Transcribe each record exactly. Include every one.

>> START Information provided

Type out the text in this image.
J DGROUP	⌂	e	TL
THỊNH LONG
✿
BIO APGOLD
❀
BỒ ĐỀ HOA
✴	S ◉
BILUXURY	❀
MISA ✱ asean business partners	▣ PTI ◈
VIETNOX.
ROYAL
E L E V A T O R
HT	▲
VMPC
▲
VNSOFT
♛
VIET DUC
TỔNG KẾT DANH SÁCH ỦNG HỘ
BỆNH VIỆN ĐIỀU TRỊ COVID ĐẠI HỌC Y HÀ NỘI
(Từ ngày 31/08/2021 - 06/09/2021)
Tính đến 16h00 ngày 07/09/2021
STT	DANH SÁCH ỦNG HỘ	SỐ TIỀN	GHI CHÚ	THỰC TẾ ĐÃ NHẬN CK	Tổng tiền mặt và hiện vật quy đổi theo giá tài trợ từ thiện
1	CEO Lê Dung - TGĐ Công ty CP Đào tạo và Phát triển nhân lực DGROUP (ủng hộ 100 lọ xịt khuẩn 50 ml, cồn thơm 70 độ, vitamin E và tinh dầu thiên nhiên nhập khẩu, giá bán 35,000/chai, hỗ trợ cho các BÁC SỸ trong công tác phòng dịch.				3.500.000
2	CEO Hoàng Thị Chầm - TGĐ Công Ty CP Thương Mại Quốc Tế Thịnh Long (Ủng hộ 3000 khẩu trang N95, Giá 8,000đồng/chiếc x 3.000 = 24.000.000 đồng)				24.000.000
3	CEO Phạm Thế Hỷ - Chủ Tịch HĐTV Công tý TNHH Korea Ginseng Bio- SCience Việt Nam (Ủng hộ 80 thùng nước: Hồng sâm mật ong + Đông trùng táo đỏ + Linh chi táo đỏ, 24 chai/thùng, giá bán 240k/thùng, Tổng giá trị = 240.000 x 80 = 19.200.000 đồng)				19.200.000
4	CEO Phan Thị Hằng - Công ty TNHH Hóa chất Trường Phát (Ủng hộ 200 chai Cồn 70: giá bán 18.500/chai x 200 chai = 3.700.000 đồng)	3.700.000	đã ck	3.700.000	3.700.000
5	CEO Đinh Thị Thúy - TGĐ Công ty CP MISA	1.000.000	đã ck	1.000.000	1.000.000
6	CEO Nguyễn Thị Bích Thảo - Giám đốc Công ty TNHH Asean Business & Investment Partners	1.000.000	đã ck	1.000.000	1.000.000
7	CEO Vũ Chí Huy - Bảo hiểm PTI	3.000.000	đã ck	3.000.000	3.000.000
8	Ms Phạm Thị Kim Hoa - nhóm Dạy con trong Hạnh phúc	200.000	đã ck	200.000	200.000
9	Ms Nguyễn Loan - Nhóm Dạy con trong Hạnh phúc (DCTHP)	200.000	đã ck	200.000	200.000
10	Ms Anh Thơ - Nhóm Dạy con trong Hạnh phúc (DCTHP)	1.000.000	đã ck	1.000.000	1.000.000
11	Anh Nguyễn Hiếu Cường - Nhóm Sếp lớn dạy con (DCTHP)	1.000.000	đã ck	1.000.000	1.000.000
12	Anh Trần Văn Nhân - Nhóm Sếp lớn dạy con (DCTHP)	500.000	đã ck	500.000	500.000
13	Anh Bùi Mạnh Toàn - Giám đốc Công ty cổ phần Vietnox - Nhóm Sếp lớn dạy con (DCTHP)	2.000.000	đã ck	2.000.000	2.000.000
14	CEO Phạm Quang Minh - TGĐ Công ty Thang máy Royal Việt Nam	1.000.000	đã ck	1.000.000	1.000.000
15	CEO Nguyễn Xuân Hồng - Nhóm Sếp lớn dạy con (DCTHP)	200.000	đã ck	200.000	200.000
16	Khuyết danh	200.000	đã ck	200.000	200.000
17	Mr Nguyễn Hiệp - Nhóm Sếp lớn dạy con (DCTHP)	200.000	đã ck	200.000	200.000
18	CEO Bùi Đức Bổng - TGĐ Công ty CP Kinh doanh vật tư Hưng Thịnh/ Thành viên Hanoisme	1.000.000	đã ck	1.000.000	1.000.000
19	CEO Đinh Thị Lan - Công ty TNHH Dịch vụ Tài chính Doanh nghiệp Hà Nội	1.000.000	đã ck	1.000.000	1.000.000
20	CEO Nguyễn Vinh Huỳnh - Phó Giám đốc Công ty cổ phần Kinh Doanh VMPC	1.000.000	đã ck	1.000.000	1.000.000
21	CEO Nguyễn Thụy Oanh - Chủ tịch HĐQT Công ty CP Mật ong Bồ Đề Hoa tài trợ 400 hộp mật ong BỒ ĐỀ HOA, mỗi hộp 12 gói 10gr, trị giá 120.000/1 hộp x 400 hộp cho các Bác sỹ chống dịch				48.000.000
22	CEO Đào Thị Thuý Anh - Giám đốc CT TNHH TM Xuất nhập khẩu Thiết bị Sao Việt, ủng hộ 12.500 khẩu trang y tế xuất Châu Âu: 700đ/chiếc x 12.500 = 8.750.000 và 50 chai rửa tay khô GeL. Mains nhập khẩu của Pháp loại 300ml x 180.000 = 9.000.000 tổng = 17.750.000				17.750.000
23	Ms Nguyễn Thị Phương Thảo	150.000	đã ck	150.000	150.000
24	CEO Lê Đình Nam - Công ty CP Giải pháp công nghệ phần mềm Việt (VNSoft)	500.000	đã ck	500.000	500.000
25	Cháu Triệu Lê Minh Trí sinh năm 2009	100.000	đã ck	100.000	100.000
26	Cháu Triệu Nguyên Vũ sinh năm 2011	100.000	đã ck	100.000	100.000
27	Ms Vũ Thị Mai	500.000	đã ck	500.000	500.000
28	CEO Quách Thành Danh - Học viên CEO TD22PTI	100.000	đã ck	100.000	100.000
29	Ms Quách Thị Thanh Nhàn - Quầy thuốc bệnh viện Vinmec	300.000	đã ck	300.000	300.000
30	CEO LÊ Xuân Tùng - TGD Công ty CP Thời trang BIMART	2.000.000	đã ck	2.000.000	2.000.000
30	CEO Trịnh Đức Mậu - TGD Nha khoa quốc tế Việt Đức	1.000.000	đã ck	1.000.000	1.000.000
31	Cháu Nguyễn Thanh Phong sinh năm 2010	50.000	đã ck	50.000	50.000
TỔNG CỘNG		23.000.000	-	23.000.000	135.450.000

>> END Information provided

| Task output |
Type out the text in this image.
J DGROUP	⌂	e	TL
THỊNH LONG
✿
BIO APGOLD
❀
BỒ ĐỀ HOA
✴	S ◉
BILUXURY	❀
MISA ✱ asean business partners	▣ PTI ◈
VIETNOX.
ROYAL
E L E V A T O R
HT	▲
VMPC
▲
VNSOFT
♛
VIET DUC
TỔNG KẾT DANH SÁCH ỦNG HỘ
BỆNH VIỆN ĐIỀU TRỊ COVID ĐẠI HỌC Y HÀ NỘI
(Từ ngày 31/08/2021 - 06/09/2021)
Tính đến 16h00 ngày 07/09/2021
STT	DANH SÁCH ỦNG HỘ	SỐ TIỀN	GHI CHÚ	THỰC TẾ ĐÃ NHẬN CK	Tổng tiền mặt và hiện vật quy đổi theo giá tài trợ từ thiện
1	CEO Lê Dung - TGĐ Công ty CP Đào tạo và Phát triển nhân lực DGROUP (ủng hộ 100 lọ xịt khuẩn 50 ml, cồn thơm 70 độ, vitamin E và tinh dầu thiên nhiên nhập khẩu, giá bán 35,000/chai, hỗ trợ cho các BÁC SỸ trong công tác phòng dịch.				3.500.000
2	CEO Hoàng Thị Chầm - TGĐ Công Ty CP Thương Mại Quốc Tế Thịnh Long (Ủng hộ 3000 khẩu trang N95, Giá 8,000đồng/chiếc x 3.000 = 24.000.000 đồng)				24.000.000
3	CEO Phạm Thế Hỷ - Chủ Tịch HĐTV Công tý TNHH Korea Ginseng Bio- SCience Việt Nam (Ủng hộ 80 thùng nước: Hồng sâm mật ong + Đông trùng táo đỏ + Linh chi táo đỏ, 24 chai/thùng, giá bán 240k/thùng, Tổng giá trị = 240.000 x 80 = 19.200.000 đồng)				19.200.000
4	CEO Phan Thị Hằng - Công ty TNHH Hóa chất Trường Phát (Ủng hộ 200 chai Cồn 70: giá bán 18.500/chai x 200 chai = 3.700.000 đồng)	3.700.000	đã ck	3.700.000	3.700.000
5	CEO Đinh Thị Thúy - TGĐ Công ty CP MISA	1.000.000	đã ck	1.000.000	1.000.000
6	CEO Nguyễn Thị Bích Thảo - Giám đốc Công ty TNHH Asean Business & Investment Partners	1.000.000	đã ck	1.000.000	1.000.000
7	CEO Vũ Chí Huy - Bảo hiểm PTI	3.000.000	đã ck	3.000.000	3.000.000
8	Ms Phạm Thị Kim Hoa - nhóm Dạy con trong Hạnh phúc	200.000	đã ck	200.000	200.000
9	Ms Nguyễn Loan - Nhóm Dạy con trong Hạnh phúc (DCTHP)	200.000	đã ck	200.000	200.000
10	Ms Anh Thơ - Nhóm Dạy con trong Hạnh phúc (DCTHP)	1.000.000	đã ck	1.000.000	1.000.000
11	Anh Nguyễn Hiếu Cường - Nhóm Sếp lớn dạy con (DCTHP)	1.000.000	đã ck	1.000.000	1.000.000
12	Anh Trần Văn Nhân - Nhóm Sếp lớn dạy con (DCTHP)	500.000	đã ck	500.000	500.000
13	Anh Bùi Mạnh Toàn - Giám đốc Công ty cổ phần Vietnox - Nhóm Sếp lớn dạy con (DCTHP)	2.000.000	đã ck	2.000.000	2.000.000
14	CEO Phạm Quang Minh - TGĐ Công ty Thang máy Royal Việt Nam	1.000.000	đã ck	1.000.000	1.000.000
15	CEO Nguyễn Xuân Hồng - Nhóm Sếp lớn dạy con (DCTHP)	200.000	đã ck	200.000	200.000
16	Khuyết danh	200.000	đã ck	200.000	200.000
17	Mr Nguyễn Hiệp - Nhóm Sếp lớn dạy con (DCTHP)	200.000	đã ck	200.000	200.000
18	CEO Bùi Đức Bổng - TGĐ Công ty CP Kinh doanh vật tư Hưng Thịnh/ Thành viên Hanoisme	1.000.000	đã ck	1.000.000	1.000.000
19	CEO Đinh Thị Lan - Công ty TNHH Dịch vụ Tài chính Doanh nghiệp Hà Nội	1.000.000	đã ck	1.000.000	1.000.000
20	CEO Nguyễn Vinh Huỳnh - Phó Giám đốc Công ty cổ phần Kinh Doanh VMPC	1.000.000	đã ck	1.000.000	1.000.000
21	CEO Nguyễn Thụy Oanh - Chủ tịch HĐQT Công ty CP Mật ong Bồ Đề Hoa tài trợ 400 hộp mật ong BỒ ĐỀ HOA, mỗi hộp 12 gói 10gr, trị giá 120.000/1 hộp x 400 hộp cho các Bác sỹ chống dịch				48.000.000
22	CEO Đào Thị Thuý Anh - Giám đốc CT TNHH TM Xuất nhập khẩu Thiết bị Sao Việt, ủng hộ 12.500 khẩu trang y tế xuất Châu Âu: 700đ/chiếc x 12.500 = 8.750.000 và 50 chai rửa tay khô GeL. Mains nhập khẩu của Pháp loại 300ml x 180.000 = 9.000.000 tổng = 17.750.000				17.750.000
23	Ms Nguyễn Thị Phương Thảo	150.000	đã ck	150.000	150.000
24	CEO Lê Đình Nam - Công ty CP Giải pháp công nghệ phần mềm Việt (VNSoft)	500.000	đã ck	500.000	500.000
25	Cháu Triệu Lê Minh Trí sinh năm 2009	100.000	đã ck	100.000	100.000
26	Cháu Triệu Nguyên Vũ sinh năm 2011	100.000	đã ck	100.000	100.000
27	Ms Vũ Thị Mai	500.000	đã ck	500.000	500.000
28	CEO Quách Thành Danh - Học viên CEO TD22PTI	100.000	đã ck	100.000	100.000
29	Ms Quách Thị Thanh Nhàn - Quầy thuốc bệnh viện Vinmec	300.000	đã ck	300.000	300.000
30	CEO LÊ Xuân Tùng - TGD Công ty CP Thời trang BIMART	2.000.000	đã ck	2.000.000	2.000.000
30	CEO Trịnh Đức Mậu - TGD Nha khoa quốc tế Việt Đức	1.000.000	đã ck	1.000.000	1.000.000
31	Cháu Nguyễn Thanh Phong sinh năm 2010	50.000	đã ck	50.000	50.000
TỔNG CỘNG		23.000.000	-	23.000.000	135.450.000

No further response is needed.